YOUR GOAL: Search the data below for the word "Лесная" and copy each line that holds it.

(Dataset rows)
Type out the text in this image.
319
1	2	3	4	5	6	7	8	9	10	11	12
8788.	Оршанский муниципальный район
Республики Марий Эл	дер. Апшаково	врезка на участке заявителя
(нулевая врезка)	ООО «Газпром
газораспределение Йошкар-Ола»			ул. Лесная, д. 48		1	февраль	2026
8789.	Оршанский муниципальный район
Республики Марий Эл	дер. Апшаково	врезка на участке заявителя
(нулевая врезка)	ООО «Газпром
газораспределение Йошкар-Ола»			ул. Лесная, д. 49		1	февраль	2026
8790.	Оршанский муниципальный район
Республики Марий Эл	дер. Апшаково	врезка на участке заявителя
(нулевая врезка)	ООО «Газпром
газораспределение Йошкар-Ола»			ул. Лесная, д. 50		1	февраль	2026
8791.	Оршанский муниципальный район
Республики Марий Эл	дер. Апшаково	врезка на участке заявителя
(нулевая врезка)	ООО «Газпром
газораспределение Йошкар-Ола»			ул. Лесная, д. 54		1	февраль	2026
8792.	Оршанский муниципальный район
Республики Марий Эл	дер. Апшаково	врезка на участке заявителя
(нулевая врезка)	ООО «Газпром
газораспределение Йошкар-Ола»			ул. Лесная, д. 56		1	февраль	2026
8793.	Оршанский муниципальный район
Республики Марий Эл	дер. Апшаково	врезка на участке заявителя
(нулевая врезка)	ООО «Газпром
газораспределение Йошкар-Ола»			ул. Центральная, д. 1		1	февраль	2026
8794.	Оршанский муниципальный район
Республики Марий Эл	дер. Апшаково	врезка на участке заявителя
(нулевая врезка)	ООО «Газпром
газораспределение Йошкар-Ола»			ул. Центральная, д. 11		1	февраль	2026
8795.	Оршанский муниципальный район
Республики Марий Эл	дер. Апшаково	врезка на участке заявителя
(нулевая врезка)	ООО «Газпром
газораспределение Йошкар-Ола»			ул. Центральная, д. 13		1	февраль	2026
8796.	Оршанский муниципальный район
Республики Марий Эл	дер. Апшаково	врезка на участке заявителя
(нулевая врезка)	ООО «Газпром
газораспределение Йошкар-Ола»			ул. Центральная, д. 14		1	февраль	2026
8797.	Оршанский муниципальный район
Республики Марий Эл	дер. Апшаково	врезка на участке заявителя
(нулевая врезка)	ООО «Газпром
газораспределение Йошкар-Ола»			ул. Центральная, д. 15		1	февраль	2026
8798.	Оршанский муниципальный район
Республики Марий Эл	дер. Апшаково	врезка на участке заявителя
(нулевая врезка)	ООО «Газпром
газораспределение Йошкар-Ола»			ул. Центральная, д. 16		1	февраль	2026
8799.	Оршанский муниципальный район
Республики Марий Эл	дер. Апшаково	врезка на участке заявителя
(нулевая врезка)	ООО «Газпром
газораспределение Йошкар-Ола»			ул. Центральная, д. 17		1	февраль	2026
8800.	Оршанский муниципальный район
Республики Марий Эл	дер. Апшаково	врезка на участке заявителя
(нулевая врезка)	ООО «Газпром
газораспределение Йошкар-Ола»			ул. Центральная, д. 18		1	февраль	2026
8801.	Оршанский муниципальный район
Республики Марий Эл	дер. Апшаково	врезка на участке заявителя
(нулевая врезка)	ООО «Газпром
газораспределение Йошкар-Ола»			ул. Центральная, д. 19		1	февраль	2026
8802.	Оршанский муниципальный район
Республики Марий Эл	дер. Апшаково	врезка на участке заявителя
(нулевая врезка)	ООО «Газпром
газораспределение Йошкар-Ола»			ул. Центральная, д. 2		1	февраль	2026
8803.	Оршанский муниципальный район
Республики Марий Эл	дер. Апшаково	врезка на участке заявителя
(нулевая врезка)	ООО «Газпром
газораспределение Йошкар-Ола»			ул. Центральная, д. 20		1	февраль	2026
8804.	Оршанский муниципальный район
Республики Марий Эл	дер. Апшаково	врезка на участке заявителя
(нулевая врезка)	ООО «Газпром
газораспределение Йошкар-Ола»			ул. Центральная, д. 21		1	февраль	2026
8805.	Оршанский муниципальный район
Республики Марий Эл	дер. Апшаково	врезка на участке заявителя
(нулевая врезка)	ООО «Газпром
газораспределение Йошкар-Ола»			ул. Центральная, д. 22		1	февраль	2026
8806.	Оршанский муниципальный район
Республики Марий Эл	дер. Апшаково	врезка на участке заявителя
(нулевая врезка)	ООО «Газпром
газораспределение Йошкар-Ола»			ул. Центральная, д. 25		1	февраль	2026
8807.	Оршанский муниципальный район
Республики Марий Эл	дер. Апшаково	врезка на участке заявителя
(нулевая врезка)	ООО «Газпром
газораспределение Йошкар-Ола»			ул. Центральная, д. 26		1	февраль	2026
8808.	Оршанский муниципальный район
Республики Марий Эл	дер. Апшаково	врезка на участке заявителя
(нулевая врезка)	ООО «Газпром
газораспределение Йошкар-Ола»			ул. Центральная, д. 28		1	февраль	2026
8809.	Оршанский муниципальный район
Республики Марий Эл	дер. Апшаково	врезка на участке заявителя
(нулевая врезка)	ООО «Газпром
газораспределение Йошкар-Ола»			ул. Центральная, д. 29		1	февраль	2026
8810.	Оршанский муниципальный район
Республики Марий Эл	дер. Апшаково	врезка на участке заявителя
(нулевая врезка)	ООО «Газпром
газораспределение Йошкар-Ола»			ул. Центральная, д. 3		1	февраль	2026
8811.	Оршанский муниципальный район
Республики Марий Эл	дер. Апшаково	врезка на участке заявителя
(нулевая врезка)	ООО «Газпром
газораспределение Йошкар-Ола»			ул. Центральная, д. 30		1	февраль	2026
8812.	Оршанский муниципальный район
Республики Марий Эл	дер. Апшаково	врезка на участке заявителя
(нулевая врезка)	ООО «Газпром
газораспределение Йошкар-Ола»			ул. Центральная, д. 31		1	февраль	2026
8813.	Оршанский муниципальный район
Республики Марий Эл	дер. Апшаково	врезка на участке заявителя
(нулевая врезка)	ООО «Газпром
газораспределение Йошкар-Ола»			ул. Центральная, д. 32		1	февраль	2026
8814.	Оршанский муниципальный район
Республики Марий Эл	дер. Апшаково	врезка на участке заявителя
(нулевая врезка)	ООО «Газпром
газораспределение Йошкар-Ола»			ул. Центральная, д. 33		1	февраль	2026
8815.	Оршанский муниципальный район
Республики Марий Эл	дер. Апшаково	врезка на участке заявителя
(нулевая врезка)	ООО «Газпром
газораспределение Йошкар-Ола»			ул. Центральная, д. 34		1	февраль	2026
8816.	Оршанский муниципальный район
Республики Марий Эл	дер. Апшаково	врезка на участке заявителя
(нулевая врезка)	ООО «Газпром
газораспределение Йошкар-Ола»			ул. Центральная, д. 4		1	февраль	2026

REPLY:
газораспределение Йошкар-Ола»			ул. Лесная, д. 48		1	февраль	2026
газораспределение Йошкар-Ола»			ул. Лесная, д. 49		1	февраль	2026
газораспределение Йошкар-Ола»			ул. Лесная, д. 50		1	февраль	2026
газораспределение Йошкар-Ола»			ул. Лесная, д. 54		1	февраль	2026
газораспределение Йошкар-Ола»			ул. Лесная, д. 56		1	февраль	2026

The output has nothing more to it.